- [RECORDS FOR THE EXERCISE]:
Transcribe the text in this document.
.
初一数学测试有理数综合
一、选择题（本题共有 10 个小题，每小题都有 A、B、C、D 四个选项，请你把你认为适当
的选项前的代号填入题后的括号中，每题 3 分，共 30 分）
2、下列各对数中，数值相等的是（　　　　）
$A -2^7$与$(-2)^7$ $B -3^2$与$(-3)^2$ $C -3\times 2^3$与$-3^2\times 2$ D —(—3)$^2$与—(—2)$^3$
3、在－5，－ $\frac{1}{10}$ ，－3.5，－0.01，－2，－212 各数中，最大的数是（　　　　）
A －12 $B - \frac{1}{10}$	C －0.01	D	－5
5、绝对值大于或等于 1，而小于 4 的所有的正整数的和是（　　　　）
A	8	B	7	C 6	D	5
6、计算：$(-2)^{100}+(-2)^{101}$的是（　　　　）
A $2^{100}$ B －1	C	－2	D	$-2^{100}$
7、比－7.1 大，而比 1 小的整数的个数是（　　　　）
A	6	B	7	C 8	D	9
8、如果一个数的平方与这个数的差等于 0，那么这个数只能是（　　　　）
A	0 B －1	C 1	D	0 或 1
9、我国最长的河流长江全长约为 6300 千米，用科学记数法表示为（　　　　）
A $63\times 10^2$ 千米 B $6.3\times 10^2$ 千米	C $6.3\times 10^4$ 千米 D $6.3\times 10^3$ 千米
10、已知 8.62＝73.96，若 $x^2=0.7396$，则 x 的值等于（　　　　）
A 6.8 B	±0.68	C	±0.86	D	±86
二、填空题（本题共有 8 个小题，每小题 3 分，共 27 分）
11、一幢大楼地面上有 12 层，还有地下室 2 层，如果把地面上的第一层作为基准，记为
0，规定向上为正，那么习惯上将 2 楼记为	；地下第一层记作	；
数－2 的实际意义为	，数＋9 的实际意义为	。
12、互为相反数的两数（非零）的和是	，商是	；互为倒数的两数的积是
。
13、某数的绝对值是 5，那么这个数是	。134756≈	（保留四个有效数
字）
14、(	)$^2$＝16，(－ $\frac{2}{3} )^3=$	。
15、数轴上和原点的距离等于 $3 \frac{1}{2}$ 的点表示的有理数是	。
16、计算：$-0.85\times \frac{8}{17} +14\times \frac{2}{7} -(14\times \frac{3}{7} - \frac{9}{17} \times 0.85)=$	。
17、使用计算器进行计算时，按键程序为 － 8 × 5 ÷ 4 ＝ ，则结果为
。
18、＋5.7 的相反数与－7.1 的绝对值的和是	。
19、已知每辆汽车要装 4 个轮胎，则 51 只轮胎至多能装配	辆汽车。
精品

- [STATED PROBLEM]: Gather, from the listing above, every line carrying the word "frac".

- [EXERCISE SOLUTION]:
3、在－5，－ $\frac{1}{10}$ ，－3.5，－0.01，－2，－212 各数中，最大的数是（　　　　）
A －12 $B - \frac{1}{10}$	C －0.01	D	－5
14、(	)$^2$＝16，(－ $\frac{2}{3} )^3=$	。
15、数轴上和原点的距离等于 $3 \frac{1}{2}$ 的点表示的有理数是	。
16、计算：$-0.85\times \frac{8}{17} +14\times \frac{2}{7} -(14\times \frac{3}{7} - \frac{9}{17} \times 0.85)=$	。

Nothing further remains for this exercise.